---------- Data for this task ----------

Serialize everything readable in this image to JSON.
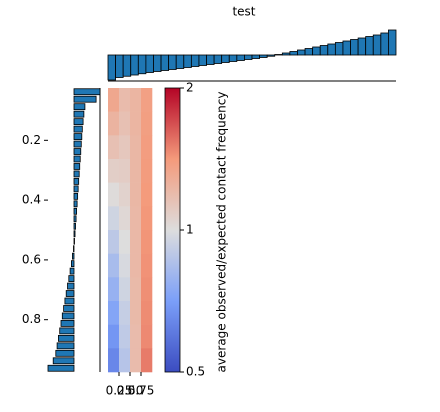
{
  "chart_data": [
    {
      "type": "bar",
      "title": "test",
      "color": "#1f77b4",
      "ylim": [
        -1,
        1
      ],
      "values": [
        -1.0,
        -0.9,
        -0.85,
        -0.8,
        -0.75,
        -0.7,
        -0.66,
        -0.62,
        -0.58,
        -0.54,
        -0.5,
        -0.46,
        -0.42,
        -0.38,
        -0.34,
        -0.3,
        -0.26,
        -0.22,
        -0.18,
        -0.14,
        -0.1,
        -0.05,
        0.02,
        0.08,
        0.14,
        0.2,
        0.26,
        0.32,
        0.38,
        0.44,
        0.5,
        0.56,
        0.62,
        0.68,
        0.74,
        0.8,
        0.88,
        1.0
      ]
    },
    {
      "type": "barh",
      "color": "#1f77b4",
      "xlim": [
        -1,
        1
      ],
      "ylim": [
        0.025,
        0.975
      ],
      "yticks": [
        0.2,
        0.4,
        0.6,
        0.8
      ],
      "y": [
        0.0375,
        0.0625,
        0.0875,
        0.1125,
        0.1375,
        0.1625,
        0.1875,
        0.2125,
        0.2375,
        0.2625,
        0.2875,
        0.3125,
        0.3375,
        0.3625,
        0.3875,
        0.4125,
        0.4375,
        0.4625,
        0.4875,
        0.5125,
        0.5375,
        0.5625,
        0.5875,
        0.6125,
        0.6375,
        0.6625,
        0.6875,
        0.7125,
        0.7375,
        0.7625,
        0.7875,
        0.8125,
        0.8375,
        0.8625,
        0.8875,
        0.9125,
        0.9375,
        0.9625
      ],
      "values": [
        1.0,
        0.85,
        0.42,
        0.38,
        0.35,
        0.32,
        0.3,
        0.28,
        0.26,
        0.24,
        0.22,
        0.2,
        0.18,
        0.16,
        0.14,
        0.12,
        0.1,
        0.08,
        0.06,
        0.04,
        0.02,
        -0.02,
        -0.06,
        -0.1,
        -0.15,
        -0.2,
        -0.25,
        -0.3,
        -0.35,
        -0.4,
        -0.45,
        -0.5,
        -0.55,
        -0.6,
        -0.65,
        -0.7,
        -0.8,
        -1.0
      ]
    },
    {
      "type": "heatmap",
      "cmap": "coolwarm",
      "xlim": [
        0,
        1
      ],
      "ylim": [
        0.025,
        0.975
      ],
      "xticks": [
        0.25,
        {
          "value": 0.5,
          "label": "0.50"
        },
        0.75
      ],
      "z": [
        [
          1.32,
          1.19,
          1.23,
          1.37
        ],
        [
          1.24,
          1.16,
          1.23,
          1.38
        ],
        [
          1.16,
          1.12,
          1.22,
          1.39
        ],
        [
          1.08,
          1.09,
          1.22,
          1.4
        ],
        [
          1.01,
          1.06,
          1.22,
          1.41
        ],
        [
          0.95,
          1.03,
          1.21,
          1.42
        ],
        [
          0.89,
          1.0,
          1.21,
          1.43
        ],
        [
          0.83,
          0.98,
          1.21,
          1.44
        ],
        [
          0.78,
          0.95,
          1.2,
          1.45
        ],
        [
          0.73,
          0.92,
          1.2,
          1.46
        ],
        [
          0.68,
          0.9,
          1.19,
          1.47
        ],
        [
          0.64,
          0.87,
          1.19,
          1.52
        ]
      ]
    },
    {
      "type": "colorbar",
      "cmap": "coolwarm",
      "log": true,
      "ylim": [
        0.5,
        2
      ],
      "yticks": [
        0.5,
        1,
        2
      ],
      "ylabel": "average observed/expected contact frequency"
    }
  ]
}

----------

* **Description of the task**: Write out the listing above again, exactly, but with no pictures in the copy.

* **Answer in full**:
Serialize everything readable in this image to JSON.
{
  "chart_data": [
    {
      "type": "bar",
      "title": "test",
      "color": "#1f77b4",
      "ylim": [
        -1,
        1
      ],
      "values": [
        -1.0,
        -0.9,
        -0.85,
        -0.8,
        -0.75,
        -0.7,
        -0.66,
        -0.62,
        -0.58,
        -0.54,
        -0.5,
        -0.46,
        -0.42,
        -0.38,
        -0.34,
        -0.3,
        -0.26,
        -0.22,
        -0.18,
        -0.14,
        -0.1,
        -0.05,
        0.02,
        0.08,
        0.14,
        0.2,
        0.26,
        0.32,
        0.38,
        0.44,
        0.5,
        0.56,
        0.62,
        0.68,
        0.74,
        0.8,
        0.88,
        1.0
      ]
    },
    {
      "type": "barh",
      "color": "#1f77b4",
      "xlim": [
        -1,
        1
      ],
      "ylim": [
        0.025,
        0.975
      ],
      "yticks": [
        0.2,
        0.4,
        0.6,
        0.8
      ],
      "y": [
        0.0375,
        0.0625,
        0.0875,
        0.1125,
        0.1375,
        0.1625,
        0.1875,
        0.2125,
        0.2375,
        0.2625,
        0.2875,
        0.3125,
        0.3375,
        0.3625,
        0.3875,
        0.4125,
        0.4375,
        0.4625,
        0.4875,
        0.5125,
        0.5375,
        0.5625,
        0.5875,
        0.6125,
        0.6375,
        0.6625,
        0.6875,
        0.7125,
        0.7375,
        0.7625,
        0.7875,
        0.8125,
        0.8375,
        0.8625,
        0.8875,
        0.9125,
        0.9375,
        0.9625
      ],
      "values": [
        1.0,
        0.85,
        0.42,
        0.38,
        0.35,
        0.32,
        0.3,
        0.28,
        0.26,
        0.24,
        0.22,
        0.2,
        0.18,
        0.16,
        0.14,
        0.12,
        0.1,
        0.08,
        0.06,
        0.04,
        0.02,
        -0.02,
        -0.06,
        -0.1,
        -0.15,
        -0.2,
        -0.25,
        -0.3,
        -0.35,
        -0.4,
        -0.45,
        -0.5,
        -0.55,
        -0.6,
        -0.65,
        -0.7,
        -0.8,
        -1.0
      ]
    },
    {
      "type": "heatmap",
      "cmap": "coolwarm",
      "xlim": [
        0,
        1
      ],
      "ylim": [
        0.025,
        0.975
      ],
      "xticks": [
        0.25,
        {
          "value": 0.5,
          "label": "0.50"
        },
        0.75
      ],
      "z": [
        [
          1.32,
          1.19,
          1.23,
          1.37
        ],
        [
          1.24,
          1.16,
          1.23,
          1.38
        ],
        [
          1.16,
          1.12,
          1.22,
          1.39
        ],
        [
          1.08,
          1.09,
          1.22,
          1.4
        ],
        [
          1.01,
          1.06,
          1.22,
          1.41
        ],
        [
          0.95,
          1.03,
          1.21,
          1.42
        ],
        [
          0.89,
          1.0,
          1.21,
          1.43
        ],
        [
          0.83,
          0.98,
          1.21,
          1.44
        ],
        [
          0.78,
          0.95,
          1.2,
          1.45
        ],
        [
          0.73,
          0.92,
          1.2,
          1.46
        ],
        [
          0.68,
          0.9,
          1.19,
          1.47
        ],
        [
          0.64,
          0.87,
          1.19,
          1.52
        ]
      ]
    },
    {
      "type": "colorbar",
      "cmap": "coolwarm",
      "log": true,
      "ylim": [
        0.5,
        2
      ],
      "yticks": [
        0.5,
        1,
        2
      ],
      "ylabel": "average observed/expected contact frequency"
    }
  ]
}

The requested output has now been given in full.